> [Required task]:
Tally the lines in the listing below that contain the string "accordion", and give only the number.

> [Records for processing]:
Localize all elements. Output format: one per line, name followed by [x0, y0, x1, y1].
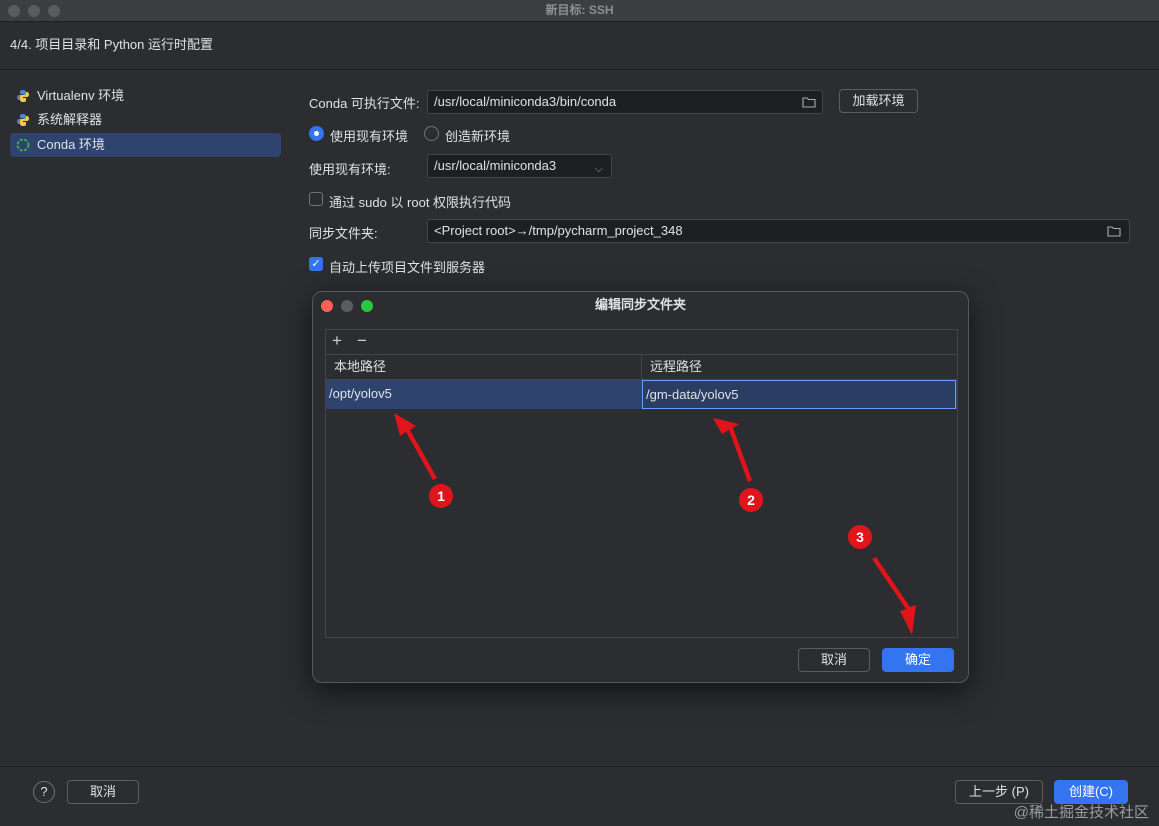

---

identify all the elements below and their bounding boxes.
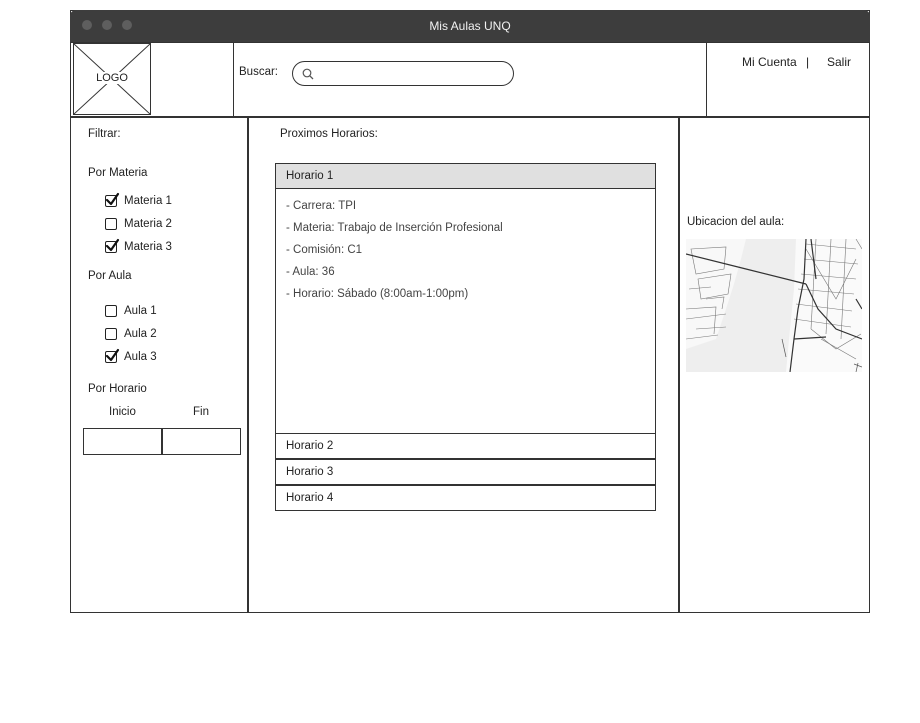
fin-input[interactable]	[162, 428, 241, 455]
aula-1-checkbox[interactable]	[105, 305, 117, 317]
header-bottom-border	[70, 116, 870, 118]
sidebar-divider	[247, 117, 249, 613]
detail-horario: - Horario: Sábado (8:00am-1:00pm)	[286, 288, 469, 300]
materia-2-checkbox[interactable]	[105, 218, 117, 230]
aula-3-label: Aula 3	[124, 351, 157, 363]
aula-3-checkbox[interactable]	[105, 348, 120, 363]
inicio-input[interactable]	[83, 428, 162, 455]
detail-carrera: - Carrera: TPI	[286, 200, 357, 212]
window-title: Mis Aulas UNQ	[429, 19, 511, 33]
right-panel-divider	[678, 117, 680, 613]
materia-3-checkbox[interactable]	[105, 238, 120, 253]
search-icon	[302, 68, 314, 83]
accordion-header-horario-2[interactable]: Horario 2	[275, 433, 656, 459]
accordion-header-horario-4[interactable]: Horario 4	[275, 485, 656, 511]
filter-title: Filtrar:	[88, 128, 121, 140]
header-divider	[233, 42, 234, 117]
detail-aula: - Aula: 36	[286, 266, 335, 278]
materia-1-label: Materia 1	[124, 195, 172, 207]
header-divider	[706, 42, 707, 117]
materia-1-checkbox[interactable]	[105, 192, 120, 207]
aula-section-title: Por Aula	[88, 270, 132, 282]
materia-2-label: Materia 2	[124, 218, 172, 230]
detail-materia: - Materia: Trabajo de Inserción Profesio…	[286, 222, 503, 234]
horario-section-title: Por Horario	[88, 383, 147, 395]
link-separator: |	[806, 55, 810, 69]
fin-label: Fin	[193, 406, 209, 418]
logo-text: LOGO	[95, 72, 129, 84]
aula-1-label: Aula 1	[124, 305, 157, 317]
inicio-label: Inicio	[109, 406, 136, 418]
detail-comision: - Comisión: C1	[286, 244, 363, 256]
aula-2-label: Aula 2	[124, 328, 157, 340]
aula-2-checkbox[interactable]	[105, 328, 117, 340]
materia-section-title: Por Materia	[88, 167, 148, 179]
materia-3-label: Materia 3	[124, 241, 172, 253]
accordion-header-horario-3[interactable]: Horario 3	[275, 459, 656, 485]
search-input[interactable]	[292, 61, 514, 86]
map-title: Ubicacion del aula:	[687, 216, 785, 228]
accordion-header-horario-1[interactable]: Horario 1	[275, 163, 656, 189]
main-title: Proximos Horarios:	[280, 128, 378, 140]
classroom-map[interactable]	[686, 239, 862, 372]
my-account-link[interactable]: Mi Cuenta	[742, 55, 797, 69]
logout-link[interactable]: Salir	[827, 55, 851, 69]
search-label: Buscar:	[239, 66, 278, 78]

> [Solution]:
4